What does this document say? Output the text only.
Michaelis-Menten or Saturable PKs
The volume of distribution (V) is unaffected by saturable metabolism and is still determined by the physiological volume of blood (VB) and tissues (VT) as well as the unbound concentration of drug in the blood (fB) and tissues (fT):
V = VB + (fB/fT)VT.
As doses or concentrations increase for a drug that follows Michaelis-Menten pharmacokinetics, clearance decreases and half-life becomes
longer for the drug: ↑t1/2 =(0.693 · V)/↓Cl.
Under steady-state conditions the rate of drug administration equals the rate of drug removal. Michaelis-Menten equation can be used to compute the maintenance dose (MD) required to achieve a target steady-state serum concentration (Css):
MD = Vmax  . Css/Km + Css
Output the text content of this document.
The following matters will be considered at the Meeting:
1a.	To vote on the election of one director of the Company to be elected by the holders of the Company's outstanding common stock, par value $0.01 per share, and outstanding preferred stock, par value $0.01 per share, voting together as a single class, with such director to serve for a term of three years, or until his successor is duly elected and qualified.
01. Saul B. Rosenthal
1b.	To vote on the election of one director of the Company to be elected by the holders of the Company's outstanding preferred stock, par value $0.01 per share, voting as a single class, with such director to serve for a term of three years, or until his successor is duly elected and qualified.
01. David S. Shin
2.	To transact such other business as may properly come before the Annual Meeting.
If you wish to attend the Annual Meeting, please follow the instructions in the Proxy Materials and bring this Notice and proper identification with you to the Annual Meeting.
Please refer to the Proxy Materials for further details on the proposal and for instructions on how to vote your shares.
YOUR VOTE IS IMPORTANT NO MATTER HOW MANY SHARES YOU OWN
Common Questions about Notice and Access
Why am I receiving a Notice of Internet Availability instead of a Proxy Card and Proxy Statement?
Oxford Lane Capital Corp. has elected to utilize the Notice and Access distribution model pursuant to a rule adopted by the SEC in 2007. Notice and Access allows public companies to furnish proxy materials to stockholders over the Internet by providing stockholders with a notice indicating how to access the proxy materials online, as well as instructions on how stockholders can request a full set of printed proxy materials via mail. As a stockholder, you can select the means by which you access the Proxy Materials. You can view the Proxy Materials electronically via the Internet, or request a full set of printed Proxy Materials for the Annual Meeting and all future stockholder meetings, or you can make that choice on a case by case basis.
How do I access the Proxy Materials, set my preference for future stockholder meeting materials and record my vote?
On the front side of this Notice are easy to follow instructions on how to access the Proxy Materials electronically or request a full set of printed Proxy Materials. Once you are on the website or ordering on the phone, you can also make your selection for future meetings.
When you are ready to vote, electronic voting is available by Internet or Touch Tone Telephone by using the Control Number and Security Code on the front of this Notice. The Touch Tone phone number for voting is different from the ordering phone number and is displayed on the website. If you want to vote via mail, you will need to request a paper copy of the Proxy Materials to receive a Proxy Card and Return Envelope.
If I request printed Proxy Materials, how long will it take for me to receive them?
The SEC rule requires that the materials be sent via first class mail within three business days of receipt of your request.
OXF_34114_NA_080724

_ _ _ _ _ _ _

What you need to do: Extract each line from the entries above that contains the string "well".

Full answer:
The volume of distribution (V) is unaffected by saturable metabolism and is still determined by the physiological volume of blood (VB) and tissues (VT) as well as the unbound concentration of drug in the blood (fB) and tissues (fT):
Oxford Lane Capital Corp. has elected to utilize the Notice and Access distribution model pursuant to a rule adopted by the SEC in 2007. Notice and Access allows public companies to furnish proxy materials to stockholders over the Internet by providing stockholders with a notice indicating how to access the proxy materials online, as well as instructions on how stockholders can request a full set of printed proxy materials via mail. As a stockholder, you can select the means by which you access the Proxy Materials. You can view the Proxy Materials electronically via the Internet, or request a full set of printed Proxy Materials for the Annual Meeting and all future stockholder meetings, or you can make that choice on a case by case basis.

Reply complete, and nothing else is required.